PROVIDED DATA →
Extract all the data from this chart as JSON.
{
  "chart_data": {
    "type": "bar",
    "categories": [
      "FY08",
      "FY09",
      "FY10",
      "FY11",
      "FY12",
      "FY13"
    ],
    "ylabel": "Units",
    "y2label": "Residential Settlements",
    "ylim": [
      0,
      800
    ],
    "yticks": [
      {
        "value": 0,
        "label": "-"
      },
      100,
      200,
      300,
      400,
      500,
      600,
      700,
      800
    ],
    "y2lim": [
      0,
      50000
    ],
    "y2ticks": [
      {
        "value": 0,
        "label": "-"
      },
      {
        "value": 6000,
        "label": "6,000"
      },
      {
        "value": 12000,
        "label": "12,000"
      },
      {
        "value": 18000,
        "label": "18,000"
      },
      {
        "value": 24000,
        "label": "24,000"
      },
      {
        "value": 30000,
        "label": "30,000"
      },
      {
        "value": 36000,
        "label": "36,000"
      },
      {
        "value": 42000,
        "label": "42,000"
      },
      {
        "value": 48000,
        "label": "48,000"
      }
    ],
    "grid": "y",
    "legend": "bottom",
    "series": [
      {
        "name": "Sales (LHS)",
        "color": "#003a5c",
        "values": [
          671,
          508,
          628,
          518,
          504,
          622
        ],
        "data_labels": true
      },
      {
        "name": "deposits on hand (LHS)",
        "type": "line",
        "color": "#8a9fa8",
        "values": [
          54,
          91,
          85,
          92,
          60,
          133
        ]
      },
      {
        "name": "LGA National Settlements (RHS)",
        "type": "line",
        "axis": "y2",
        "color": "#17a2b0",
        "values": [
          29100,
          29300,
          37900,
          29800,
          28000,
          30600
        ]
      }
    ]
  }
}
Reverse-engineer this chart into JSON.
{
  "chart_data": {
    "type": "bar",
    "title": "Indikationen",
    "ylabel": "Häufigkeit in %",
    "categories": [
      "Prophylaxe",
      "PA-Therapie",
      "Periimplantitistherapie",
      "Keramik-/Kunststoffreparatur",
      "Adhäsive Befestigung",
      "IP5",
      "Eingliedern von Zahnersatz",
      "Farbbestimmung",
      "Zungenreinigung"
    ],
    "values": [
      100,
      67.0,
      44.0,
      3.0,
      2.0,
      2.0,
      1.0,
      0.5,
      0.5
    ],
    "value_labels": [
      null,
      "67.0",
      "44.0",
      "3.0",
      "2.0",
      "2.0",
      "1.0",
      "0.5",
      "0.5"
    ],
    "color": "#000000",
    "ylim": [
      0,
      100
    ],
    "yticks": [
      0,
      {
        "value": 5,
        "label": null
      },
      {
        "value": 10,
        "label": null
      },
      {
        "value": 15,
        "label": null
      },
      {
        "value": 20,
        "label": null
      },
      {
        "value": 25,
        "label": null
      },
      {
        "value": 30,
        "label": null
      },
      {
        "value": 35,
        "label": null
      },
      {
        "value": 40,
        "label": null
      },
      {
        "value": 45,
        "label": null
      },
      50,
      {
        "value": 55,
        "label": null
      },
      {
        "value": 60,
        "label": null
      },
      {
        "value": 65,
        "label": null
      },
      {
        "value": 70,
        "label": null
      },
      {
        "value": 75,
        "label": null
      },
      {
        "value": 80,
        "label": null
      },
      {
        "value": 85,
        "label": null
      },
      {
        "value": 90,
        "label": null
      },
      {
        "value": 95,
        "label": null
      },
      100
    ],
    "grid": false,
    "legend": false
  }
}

GIVEN PROBLEM → Extract the entries above verbatim.

RESPONSE →
Extract all the data from this chart as JSON.
{
  "chart_data": {
    "type": "bar",
    "categories": [
      "FY08",
      "FY09",
      "FY10",
      "FY11",
      "FY12",
      "FY13"
    ],
    "ylabel": "Units",
    "y2label": "Residential Settlements",
    "ylim": [
      0,
      800
    ],
    "yticks": [
      {
        "value": 0,
        "label": "-"
      },
      100,
      200,
      300,
      400,
      500,
      600,
      700,
      800
    ],
    "y2lim": [
      0,
      50000
    ],
    "y2ticks": [
      {
        "value": 0,
        "label": "-"
      },
      {
        "value": 6000,
        "label": "6,000"
      },
      {
        "value": 12000,
        "label": "12,000"
      },
      {
        "value": 18000,
        "label": "18,000"
      },
      {
        "value": 24000,
        "label": "24,000"
      },
      {
        "value": 30000,
        "label": "30,000"
      },
      {
        "value": 36000,
        "label": "36,000"
      },
      {
        "value": 42000,
        "label": "42,000"
      },
      {
        "value": 48000,
        "label": "48,000"
      }
    ],
    "grid": "y",
    "legend": "bottom",
    "series": [
      {
        "name": "Sales (LHS)",
        "color": "#003a5c",
        "values": [
          671,
          508,
          628,
          518,
          504,
          622
        ],
        "data_labels": true
      },
      {
        "name": "deposits on hand (LHS)",
        "type": "line",
        "color": "#8a9fa8",
        "values": [
          54,
          91,
          85,
          92,
          60,
          133
        ]
      },
      {
        "name": "LGA National Settlements (RHS)",
        "type": "line",
        "axis": "y2",
        "color": "#17a2b0",
        "values": [
          29100,
          29300,
          37900,
          29800,
          28000,
          30600
        ]
      }
    ]
  }
}
Reverse-engineer this chart into JSON.
{
  "chart_data": {
    "type": "bar",
    "title": "Indikationen",
    "ylabel": "Häufigkeit in %",
    "categories": [
      "Prophylaxe",
      "PA-Therapie",
      "Periimplantitistherapie",
      "Keramik-/Kunststoffreparatur",
      "Adhäsive Befestigung",
      "IP5",
      "Eingliedern von Zahnersatz",
      "Farbbestimmung",
      "Zungenreinigung"
    ],
    "values": [
      100,
      67.0,
      44.0,
      3.0,
      2.0,
      2.0,
      1.0,
      0.5,
      0.5
    ],
    "value_labels": [
      null,
      "67.0",
      "44.0",
      "3.0",
      "2.0",
      "2.0",
      "1.0",
      "0.5",
      "0.5"
    ],
    "color": "#000000",
    "ylim": [
      0,
      100
    ],
    "yticks": [
      0,
      {
        "value": 5,
        "label": null
      },
      {
        "value": 10,
        "label": null
      },
      {
        "value": 15,
        "label": null
      },
      {
        "value": 20,
        "label": null
      },
      {
        "value": 25,
        "label": null
      },
      {
        "value": 30,
        "label": null
      },
      {
        "value": 35,
        "label": null
      },
      {
        "value": 40,
        "label": null
      },
      {
        "value": 45,
        "label": null
      },
      50,
      {
        "value": 55,
        "label": null
      },
      {
        "value": 60,
        "label": null
      },
      {
        "value": 65,
        "label": null
      },
      {
        "value": 70,
        "label": null
      },
      {
        "value": 75,
        "label": null
      },
      {
        "value": 80,
        "label": null
      },
      {
        "value": 85,
        "label": null
      },
      {
        "value": 90,
        "label": null
      },
      {
        "value": 95,
        "label": null
      },
      100
    ],
    "grid": false,
    "legend": false
  }
}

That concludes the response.